PROBLEM DETAILS - Please write out the complete listing that follows, exactly as it reads.

[Excerpts from a figure dataset]

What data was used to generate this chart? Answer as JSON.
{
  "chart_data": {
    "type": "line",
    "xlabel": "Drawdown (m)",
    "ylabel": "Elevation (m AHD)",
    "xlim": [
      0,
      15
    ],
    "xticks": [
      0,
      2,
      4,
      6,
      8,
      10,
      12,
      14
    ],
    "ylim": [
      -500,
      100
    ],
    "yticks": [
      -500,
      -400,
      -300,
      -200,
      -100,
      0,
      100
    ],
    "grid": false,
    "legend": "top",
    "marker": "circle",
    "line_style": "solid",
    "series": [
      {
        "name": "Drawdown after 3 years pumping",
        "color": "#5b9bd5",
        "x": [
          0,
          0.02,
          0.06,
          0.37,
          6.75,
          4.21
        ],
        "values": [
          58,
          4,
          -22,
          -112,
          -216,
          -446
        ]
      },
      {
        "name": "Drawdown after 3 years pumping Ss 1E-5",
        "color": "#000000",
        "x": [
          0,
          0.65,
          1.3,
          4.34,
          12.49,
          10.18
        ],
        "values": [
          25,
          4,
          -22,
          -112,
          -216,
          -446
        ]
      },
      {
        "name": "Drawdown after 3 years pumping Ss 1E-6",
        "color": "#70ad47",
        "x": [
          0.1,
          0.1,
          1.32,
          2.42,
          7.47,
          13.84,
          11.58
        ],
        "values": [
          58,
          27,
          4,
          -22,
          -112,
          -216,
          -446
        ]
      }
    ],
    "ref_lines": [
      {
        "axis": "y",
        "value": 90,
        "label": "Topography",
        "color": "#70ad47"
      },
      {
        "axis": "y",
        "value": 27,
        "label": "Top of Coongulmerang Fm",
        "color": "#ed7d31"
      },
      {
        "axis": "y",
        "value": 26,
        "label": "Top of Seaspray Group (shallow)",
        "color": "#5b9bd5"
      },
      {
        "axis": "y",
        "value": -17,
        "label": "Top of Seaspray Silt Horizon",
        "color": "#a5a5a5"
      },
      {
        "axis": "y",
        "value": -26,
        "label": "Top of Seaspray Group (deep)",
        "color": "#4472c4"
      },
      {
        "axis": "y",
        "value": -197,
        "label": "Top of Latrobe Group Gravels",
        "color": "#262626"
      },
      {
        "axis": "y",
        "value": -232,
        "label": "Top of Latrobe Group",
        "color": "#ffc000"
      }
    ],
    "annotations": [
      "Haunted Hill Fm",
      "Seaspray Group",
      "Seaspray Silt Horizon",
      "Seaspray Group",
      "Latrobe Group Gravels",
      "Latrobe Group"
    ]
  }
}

OUTPUT OF THE EXERCISE -
What data was used to generate this chart? Answer as JSON.
{
  "chart_data": {
    "type": "line",
    "xlabel": "Drawdown (m)",
    "ylabel": "Elevation (m AHD)",
    "xlim": [
      0,
      15
    ],
    "xticks": [
      0,
      2,
      4,
      6,
      8,
      10,
      12,
      14
    ],
    "ylim": [
      -500,
      100
    ],
    "yticks": [
      -500,
      -400,
      -300,
      -200,
      -100,
      0,
      100
    ],
    "grid": false,
    "legend": "top",
    "marker": "circle",
    "line_style": "solid",
    "series": [
      {
        "name": "Drawdown after 3 years pumping",
        "color": "#5b9bd5",
        "x": [
          0,
          0.02,
          0.06,
          0.37,
          6.75,
          4.21
        ],
        "values": [
          58,
          4,
          -22,
          -112,
          -216,
          -446
        ]
      },
      {
        "name": "Drawdown after 3 years pumping Ss 1E-5",
        "color": "#000000",
        "x": [
          0,
          0.65,
          1.3,
          4.34,
          12.49,
          10.18
        ],
        "values": [
          25,
          4,
          -22,
          -112,
          -216,
          -446
        ]
      },
      {
        "name": "Drawdown after 3 years pumping Ss 1E-6",
        "color": "#70ad47",
        "x": [
          0.1,
          0.1,
          1.32,
          2.42,
          7.47,
          13.84,
          11.58
        ],
        "values": [
          58,
          27,
          4,
          -22,
          -112,
          -216,
          -446
        ]
      }
    ],
    "ref_lines": [
      {
        "axis": "y",
        "value": 90,
        "label": "Topography",
        "color": "#70ad47"
      },
      {
        "axis": "y",
        "value": 27,
        "label": "Top of Coongulmerang Fm",
        "color": "#ed7d31"
      },
      {
        "axis": "y",
        "value": 26,
        "label": "Top of Seaspray Group (shallow)",
        "color": "#5b9bd5"
      },
      {
        "axis": "y",
        "value": -17,
        "label": "Top of Seaspray Silt Horizon",
        "color": "#a5a5a5"
      },
      {
        "axis": "y",
        "value": -26,
        "label": "Top of Seaspray Group (deep)",
        "color": "#4472c4"
      },
      {
        "axis": "y",
        "value": -197,
        "label": "Top of Latrobe Group Gravels",
        "color": "#262626"
      },
      {
        "axis": "y",
        "value": -232,
        "label": "Top of Latrobe Group",
        "color": "#ffc000"
      }
    ],
    "annotations": [
      "Haunted Hill Fm",
      "Seaspray Group",
      "Seaspray Silt Horizon",
      "Seaspray Group",
      "Latrobe Group Gravels",
      "Latrobe Group"
    ]
  }
}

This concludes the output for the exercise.